** AIM OF THE TASK **
Among the records below, find each line that includes the string "CURRENT" and copy it.

** A run of records **
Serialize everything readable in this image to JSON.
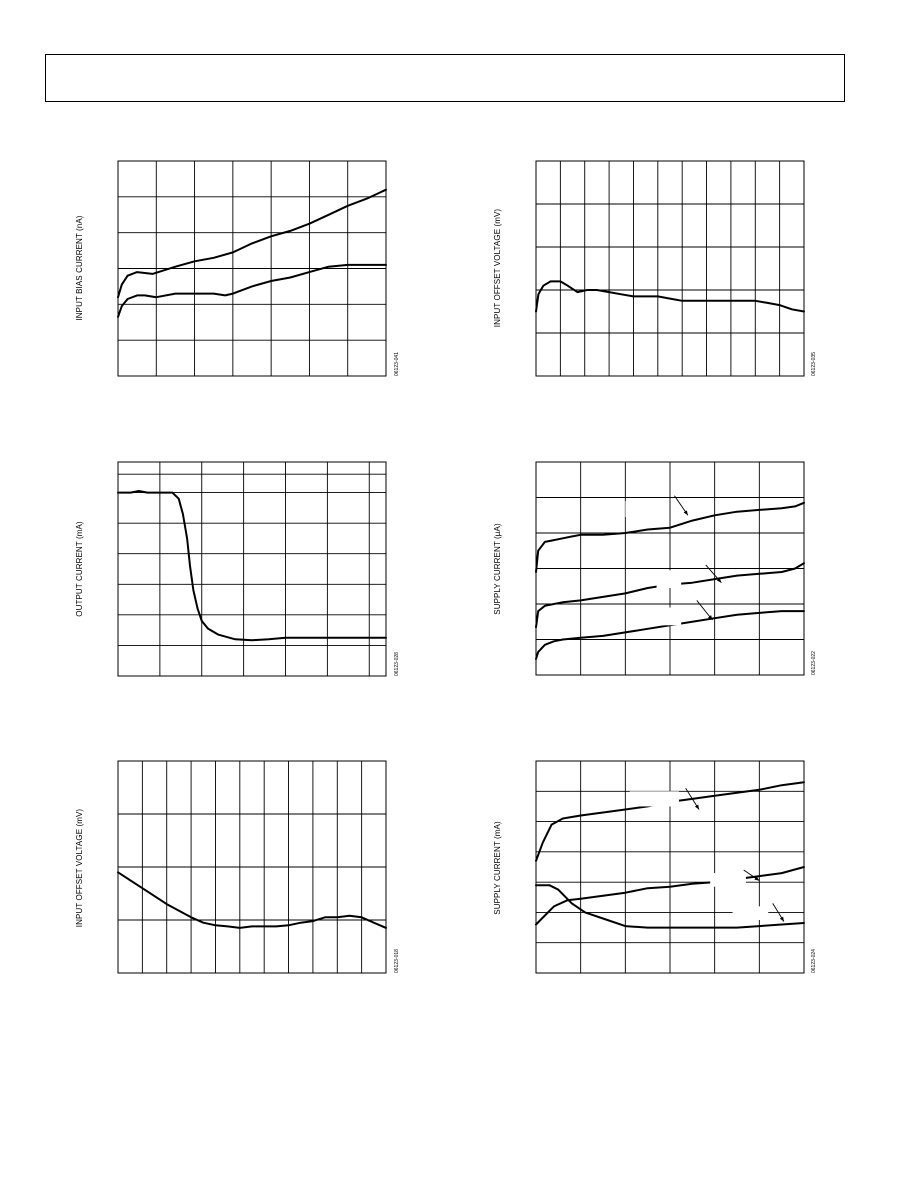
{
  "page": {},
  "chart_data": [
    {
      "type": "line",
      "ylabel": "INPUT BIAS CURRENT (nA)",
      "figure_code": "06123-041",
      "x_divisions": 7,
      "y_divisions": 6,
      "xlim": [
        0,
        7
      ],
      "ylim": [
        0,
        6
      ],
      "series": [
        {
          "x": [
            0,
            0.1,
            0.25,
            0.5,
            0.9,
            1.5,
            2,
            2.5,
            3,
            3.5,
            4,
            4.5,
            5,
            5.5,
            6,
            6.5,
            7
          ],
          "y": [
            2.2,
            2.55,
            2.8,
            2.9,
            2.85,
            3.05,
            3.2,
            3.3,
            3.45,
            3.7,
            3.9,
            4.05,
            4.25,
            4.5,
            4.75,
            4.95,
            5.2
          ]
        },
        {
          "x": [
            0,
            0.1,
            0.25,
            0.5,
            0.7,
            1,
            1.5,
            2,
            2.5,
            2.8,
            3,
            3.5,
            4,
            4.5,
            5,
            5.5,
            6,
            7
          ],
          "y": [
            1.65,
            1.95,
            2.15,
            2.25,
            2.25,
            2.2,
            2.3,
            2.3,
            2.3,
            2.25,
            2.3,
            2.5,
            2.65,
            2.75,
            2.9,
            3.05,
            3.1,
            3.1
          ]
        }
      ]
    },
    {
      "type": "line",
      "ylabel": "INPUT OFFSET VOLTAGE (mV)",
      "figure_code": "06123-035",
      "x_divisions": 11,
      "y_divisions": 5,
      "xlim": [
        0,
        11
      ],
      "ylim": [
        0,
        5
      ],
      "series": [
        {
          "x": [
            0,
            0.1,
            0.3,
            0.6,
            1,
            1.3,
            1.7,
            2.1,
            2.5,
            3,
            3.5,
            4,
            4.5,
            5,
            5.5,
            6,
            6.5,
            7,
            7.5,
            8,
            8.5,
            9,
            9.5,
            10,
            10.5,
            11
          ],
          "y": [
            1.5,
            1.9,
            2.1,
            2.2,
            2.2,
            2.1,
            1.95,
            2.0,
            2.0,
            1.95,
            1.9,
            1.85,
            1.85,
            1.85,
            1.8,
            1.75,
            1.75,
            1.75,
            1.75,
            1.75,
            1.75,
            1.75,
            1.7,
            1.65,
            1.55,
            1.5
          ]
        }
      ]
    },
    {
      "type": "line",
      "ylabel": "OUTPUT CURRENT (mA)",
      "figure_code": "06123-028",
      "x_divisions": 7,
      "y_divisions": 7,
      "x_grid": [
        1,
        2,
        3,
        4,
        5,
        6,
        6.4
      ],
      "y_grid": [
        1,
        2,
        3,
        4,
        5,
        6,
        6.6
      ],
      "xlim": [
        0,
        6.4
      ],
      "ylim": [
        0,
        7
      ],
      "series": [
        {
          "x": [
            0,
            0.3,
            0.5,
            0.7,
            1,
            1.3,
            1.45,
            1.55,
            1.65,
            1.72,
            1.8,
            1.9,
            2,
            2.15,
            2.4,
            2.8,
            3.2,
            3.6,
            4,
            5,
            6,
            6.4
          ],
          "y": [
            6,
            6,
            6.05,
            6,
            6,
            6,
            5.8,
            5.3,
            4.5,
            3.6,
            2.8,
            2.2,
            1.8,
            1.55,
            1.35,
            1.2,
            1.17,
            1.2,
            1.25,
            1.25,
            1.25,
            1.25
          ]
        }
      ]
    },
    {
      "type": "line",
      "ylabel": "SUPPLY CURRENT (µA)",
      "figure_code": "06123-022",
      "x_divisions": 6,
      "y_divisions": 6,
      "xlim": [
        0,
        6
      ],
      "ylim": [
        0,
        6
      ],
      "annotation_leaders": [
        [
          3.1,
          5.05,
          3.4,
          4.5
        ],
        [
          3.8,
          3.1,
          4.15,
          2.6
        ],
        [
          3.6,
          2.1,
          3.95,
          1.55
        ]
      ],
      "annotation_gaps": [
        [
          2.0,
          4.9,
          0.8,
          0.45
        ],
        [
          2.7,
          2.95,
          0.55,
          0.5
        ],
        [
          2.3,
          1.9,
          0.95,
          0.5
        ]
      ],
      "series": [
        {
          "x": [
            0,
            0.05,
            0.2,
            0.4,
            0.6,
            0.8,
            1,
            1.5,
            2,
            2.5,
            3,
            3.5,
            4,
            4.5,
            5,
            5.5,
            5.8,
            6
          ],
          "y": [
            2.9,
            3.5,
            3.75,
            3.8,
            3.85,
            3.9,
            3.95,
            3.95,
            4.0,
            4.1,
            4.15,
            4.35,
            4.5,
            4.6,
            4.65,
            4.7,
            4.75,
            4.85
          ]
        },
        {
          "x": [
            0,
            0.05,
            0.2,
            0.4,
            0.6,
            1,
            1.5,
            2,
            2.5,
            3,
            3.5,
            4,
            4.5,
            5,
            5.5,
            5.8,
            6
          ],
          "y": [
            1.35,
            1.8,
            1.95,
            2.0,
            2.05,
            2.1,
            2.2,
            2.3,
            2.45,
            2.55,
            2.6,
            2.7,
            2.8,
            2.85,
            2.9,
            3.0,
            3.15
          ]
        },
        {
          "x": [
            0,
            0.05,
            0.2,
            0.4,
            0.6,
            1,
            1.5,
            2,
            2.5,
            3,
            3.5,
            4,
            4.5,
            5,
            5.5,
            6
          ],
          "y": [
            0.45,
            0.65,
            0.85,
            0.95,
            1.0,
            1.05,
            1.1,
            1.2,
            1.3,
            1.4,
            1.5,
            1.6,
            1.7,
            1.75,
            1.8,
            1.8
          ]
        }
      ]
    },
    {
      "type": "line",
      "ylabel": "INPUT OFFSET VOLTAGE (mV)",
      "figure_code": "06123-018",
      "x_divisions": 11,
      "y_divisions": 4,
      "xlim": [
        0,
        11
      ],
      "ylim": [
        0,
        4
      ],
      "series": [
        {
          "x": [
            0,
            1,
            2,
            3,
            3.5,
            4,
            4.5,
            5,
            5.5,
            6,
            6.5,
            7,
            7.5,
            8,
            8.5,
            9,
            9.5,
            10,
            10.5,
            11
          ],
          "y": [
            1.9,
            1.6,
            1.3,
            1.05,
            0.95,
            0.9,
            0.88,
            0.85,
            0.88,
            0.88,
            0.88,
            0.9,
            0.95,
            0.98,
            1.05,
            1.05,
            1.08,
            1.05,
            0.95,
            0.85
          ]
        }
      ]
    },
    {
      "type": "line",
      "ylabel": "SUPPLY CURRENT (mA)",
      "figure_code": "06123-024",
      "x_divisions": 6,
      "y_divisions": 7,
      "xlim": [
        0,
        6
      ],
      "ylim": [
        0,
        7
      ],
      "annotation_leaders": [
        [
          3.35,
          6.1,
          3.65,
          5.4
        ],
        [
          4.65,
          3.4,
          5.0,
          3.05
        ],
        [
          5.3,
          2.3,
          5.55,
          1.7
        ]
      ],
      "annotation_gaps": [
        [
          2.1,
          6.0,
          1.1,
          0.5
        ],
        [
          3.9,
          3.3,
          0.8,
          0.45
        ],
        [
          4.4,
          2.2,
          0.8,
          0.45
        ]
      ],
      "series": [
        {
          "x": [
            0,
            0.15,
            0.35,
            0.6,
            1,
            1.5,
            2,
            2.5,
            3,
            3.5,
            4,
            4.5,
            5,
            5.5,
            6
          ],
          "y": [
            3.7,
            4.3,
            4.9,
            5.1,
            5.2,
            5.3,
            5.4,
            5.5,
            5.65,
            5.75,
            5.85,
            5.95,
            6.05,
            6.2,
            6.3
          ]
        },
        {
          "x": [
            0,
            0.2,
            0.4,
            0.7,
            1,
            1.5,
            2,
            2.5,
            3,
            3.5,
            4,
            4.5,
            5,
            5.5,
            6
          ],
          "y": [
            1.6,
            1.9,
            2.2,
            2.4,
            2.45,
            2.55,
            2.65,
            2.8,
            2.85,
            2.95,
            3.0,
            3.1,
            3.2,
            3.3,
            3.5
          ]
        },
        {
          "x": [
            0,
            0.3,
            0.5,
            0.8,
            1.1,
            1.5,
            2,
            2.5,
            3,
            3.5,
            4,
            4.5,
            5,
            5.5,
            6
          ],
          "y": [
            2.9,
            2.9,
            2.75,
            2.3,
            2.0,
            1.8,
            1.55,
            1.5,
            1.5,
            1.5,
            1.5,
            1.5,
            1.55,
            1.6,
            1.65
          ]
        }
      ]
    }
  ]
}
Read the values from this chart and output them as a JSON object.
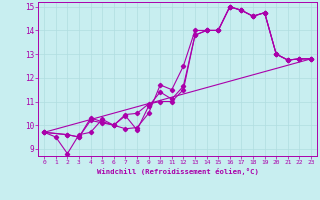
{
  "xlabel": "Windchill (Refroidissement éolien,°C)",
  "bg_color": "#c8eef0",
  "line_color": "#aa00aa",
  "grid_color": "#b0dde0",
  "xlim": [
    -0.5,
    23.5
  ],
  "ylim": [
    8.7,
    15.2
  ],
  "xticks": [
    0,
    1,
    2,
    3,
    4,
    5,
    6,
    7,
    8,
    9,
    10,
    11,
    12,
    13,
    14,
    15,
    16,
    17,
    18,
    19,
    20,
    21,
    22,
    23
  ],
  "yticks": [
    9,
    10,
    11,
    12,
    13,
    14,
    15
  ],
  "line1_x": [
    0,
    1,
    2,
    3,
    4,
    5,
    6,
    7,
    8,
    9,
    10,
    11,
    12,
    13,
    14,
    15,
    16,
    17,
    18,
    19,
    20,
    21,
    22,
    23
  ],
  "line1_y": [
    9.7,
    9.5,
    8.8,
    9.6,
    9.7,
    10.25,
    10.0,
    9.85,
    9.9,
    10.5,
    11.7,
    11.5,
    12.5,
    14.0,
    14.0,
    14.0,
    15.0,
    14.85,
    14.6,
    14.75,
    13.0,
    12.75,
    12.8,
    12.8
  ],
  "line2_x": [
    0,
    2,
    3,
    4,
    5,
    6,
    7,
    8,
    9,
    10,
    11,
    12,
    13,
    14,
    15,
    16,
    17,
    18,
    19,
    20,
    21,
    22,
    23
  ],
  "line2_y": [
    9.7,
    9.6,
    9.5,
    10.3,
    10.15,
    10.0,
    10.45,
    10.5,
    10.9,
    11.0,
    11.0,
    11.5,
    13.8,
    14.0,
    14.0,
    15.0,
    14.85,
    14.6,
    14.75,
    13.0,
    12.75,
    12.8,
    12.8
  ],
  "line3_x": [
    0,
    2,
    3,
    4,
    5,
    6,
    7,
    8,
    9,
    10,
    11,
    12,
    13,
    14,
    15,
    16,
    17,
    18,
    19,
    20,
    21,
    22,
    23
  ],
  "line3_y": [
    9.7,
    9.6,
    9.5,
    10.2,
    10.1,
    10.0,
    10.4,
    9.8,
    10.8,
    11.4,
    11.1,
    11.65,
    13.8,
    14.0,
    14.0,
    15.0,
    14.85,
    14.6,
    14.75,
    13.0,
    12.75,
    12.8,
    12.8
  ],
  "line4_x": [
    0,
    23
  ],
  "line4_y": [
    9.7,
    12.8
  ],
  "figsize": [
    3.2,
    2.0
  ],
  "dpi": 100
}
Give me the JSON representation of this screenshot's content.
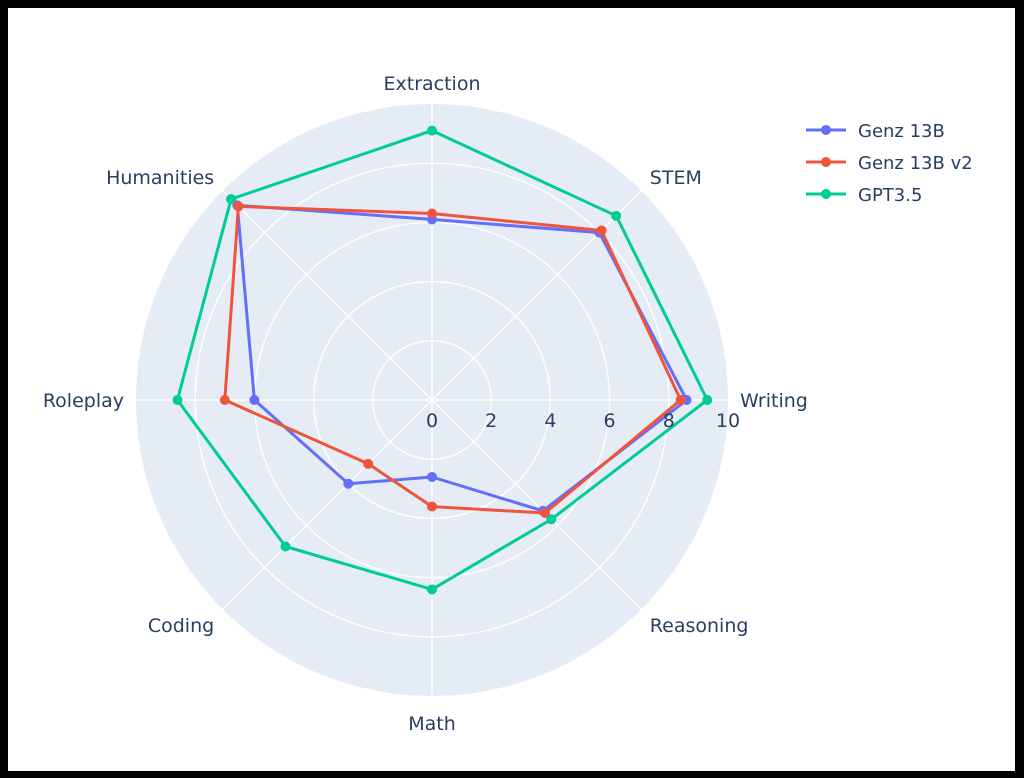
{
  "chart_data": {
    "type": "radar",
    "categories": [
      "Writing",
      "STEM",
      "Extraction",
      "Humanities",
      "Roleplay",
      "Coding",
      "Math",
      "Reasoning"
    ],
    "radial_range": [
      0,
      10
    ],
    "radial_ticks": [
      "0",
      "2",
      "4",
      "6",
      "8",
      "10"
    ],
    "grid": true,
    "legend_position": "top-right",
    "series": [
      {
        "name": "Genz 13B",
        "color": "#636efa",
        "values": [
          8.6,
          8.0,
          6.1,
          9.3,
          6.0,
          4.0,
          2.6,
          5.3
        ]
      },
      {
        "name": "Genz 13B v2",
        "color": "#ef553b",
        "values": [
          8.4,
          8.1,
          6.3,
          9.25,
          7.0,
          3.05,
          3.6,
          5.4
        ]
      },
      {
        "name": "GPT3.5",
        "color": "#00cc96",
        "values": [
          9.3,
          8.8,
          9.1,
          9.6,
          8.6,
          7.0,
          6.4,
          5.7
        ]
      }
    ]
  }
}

** THE RESULT **
      "ylabel": "INPUT BIAS CURRENT (nA)",
      "ylabel": "OUTPUT CURRENT (mA)",
      "ylabel": "SUPPLY CURRENT (µA)",
      "ylabel": "SUPPLY CURRENT (mA)",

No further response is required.